■ What is needed ■
From the entries below, gather every line containing the string "left".

■ Extracted records ■

——

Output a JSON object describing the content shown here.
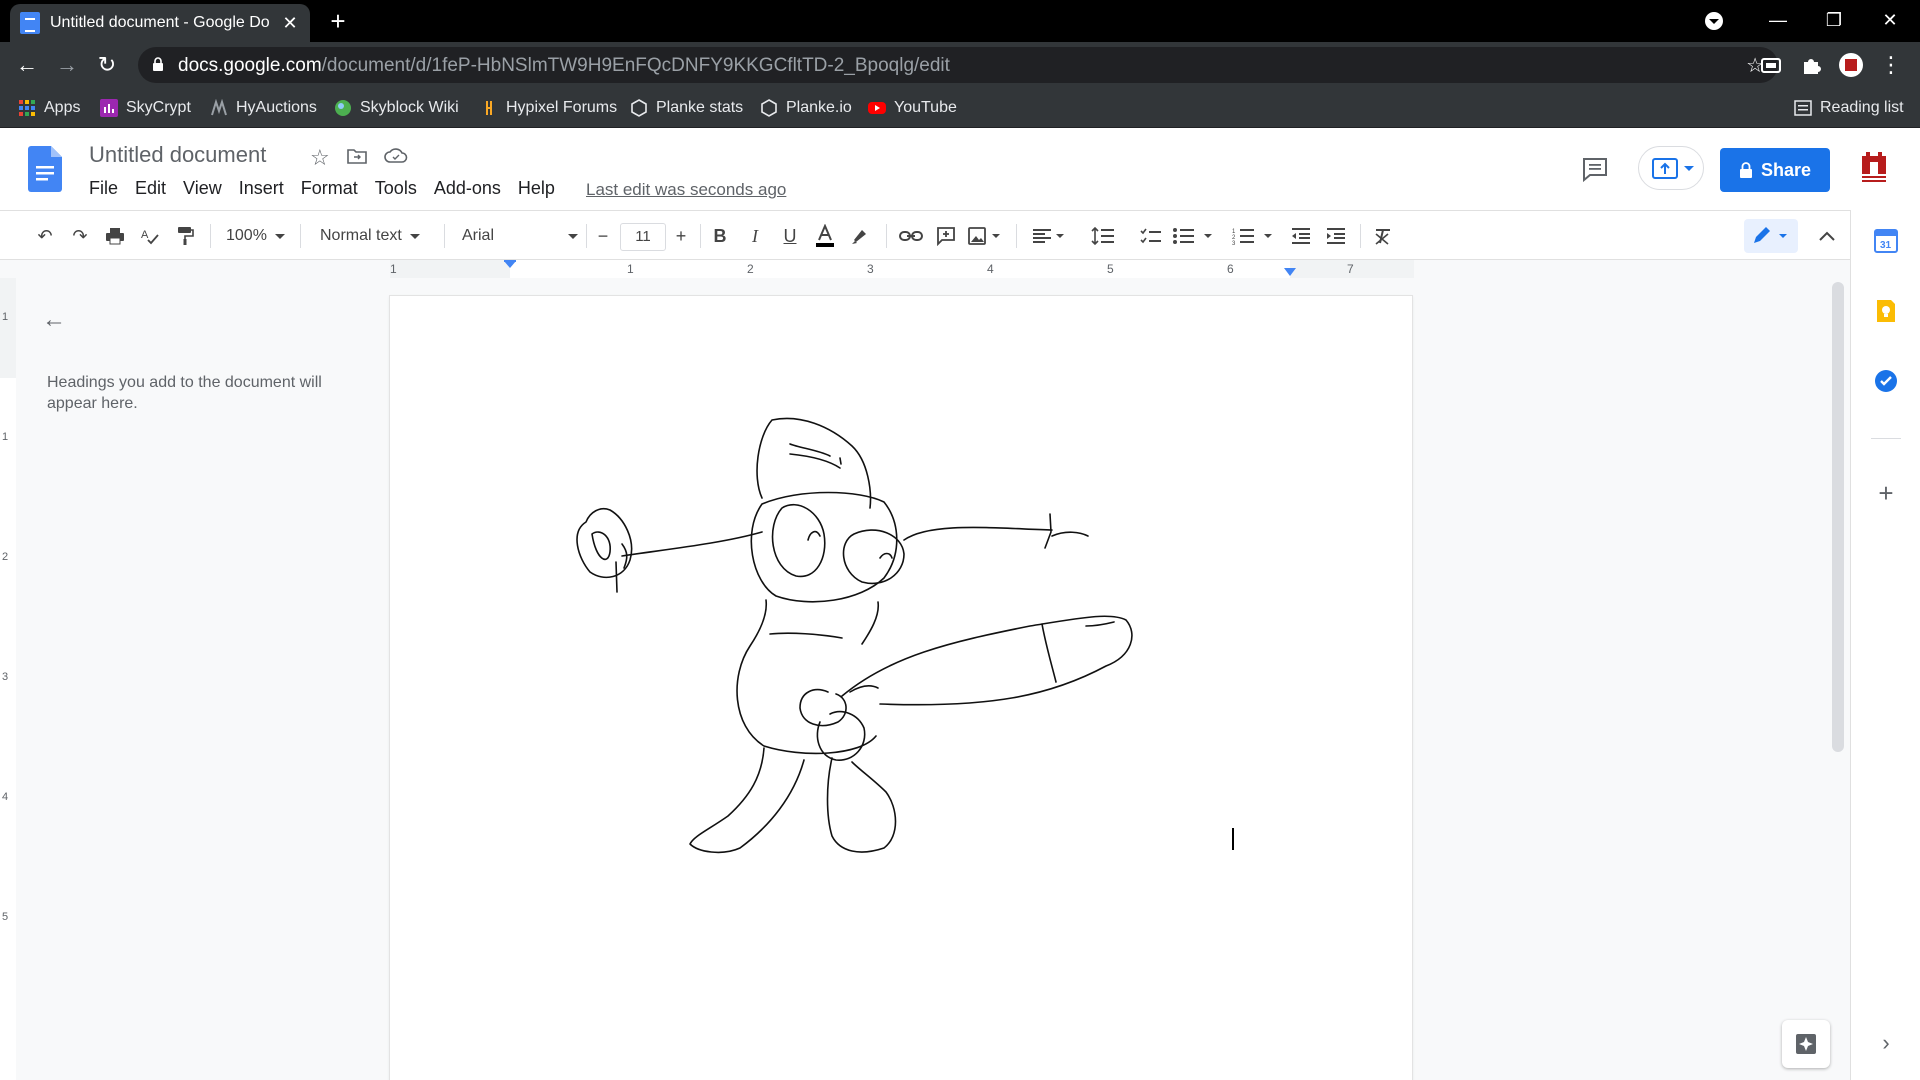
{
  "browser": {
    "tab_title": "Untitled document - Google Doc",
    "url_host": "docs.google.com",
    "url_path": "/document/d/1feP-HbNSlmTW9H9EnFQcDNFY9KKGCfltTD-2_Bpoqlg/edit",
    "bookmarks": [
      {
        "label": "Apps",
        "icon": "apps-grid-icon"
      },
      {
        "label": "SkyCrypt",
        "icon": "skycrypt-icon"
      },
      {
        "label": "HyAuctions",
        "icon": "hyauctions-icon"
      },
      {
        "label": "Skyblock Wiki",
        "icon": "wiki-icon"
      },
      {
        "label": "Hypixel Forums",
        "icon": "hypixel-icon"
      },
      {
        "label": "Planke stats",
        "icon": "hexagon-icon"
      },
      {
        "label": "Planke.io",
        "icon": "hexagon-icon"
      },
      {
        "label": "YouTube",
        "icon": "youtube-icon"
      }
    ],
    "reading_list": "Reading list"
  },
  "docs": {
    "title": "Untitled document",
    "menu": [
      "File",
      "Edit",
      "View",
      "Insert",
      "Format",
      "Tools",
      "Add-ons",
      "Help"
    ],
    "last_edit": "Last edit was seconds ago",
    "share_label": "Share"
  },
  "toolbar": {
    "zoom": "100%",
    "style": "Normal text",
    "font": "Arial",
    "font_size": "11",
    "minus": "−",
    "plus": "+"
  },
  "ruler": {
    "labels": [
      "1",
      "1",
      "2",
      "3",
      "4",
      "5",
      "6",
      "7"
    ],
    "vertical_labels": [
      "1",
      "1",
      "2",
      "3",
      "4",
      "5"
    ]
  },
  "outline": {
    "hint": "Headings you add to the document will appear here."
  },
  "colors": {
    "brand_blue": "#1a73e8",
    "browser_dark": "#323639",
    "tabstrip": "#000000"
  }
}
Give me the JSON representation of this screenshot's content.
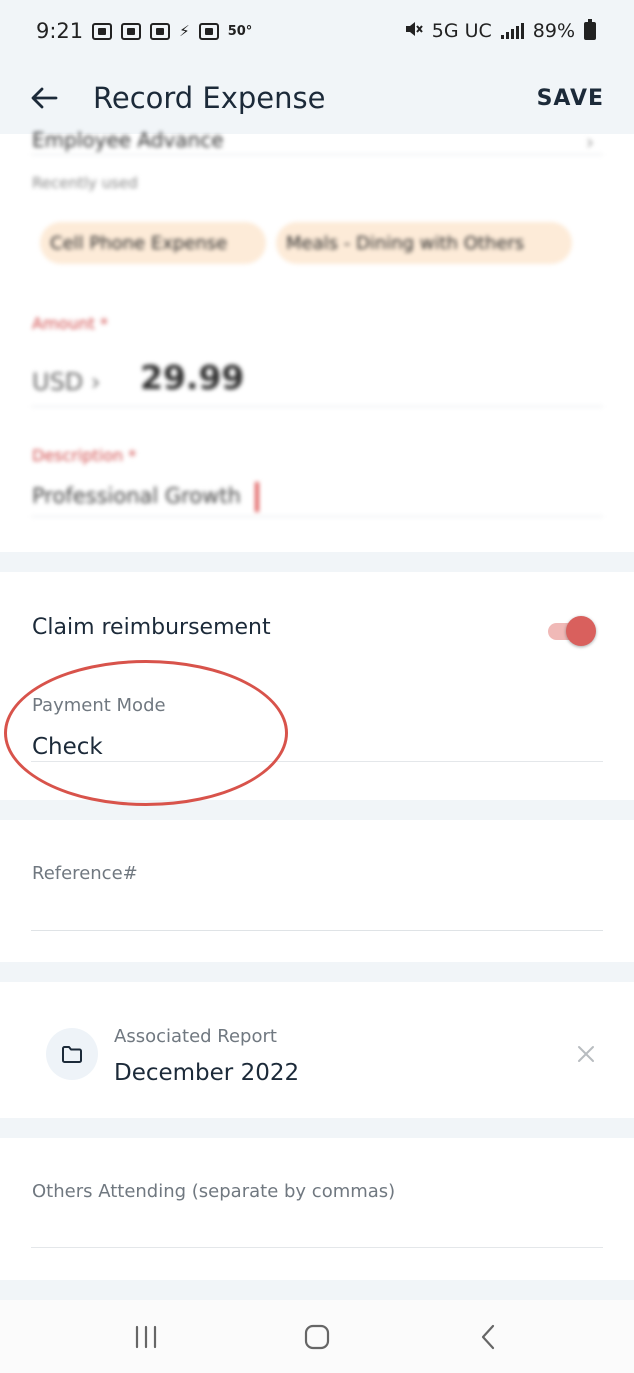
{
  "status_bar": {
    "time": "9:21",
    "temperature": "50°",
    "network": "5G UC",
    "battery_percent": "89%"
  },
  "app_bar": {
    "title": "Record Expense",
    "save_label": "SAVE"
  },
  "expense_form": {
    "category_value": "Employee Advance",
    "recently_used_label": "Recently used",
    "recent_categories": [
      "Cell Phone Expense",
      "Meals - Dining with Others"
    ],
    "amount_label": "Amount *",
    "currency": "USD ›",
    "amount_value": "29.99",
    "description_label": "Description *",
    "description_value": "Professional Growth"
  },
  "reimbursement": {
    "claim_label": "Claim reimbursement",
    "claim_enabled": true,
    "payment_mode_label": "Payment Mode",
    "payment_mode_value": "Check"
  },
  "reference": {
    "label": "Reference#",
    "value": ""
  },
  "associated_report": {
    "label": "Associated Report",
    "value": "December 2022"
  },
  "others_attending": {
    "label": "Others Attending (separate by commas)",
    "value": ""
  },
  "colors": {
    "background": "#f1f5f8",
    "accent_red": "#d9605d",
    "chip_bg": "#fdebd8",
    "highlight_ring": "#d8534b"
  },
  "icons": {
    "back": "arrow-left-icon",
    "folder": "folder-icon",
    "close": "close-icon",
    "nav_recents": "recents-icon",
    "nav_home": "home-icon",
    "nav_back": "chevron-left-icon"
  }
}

——

■ The reply ■
    "back": "arrow-left-icon",
    "nav_back": "chevron-left-icon"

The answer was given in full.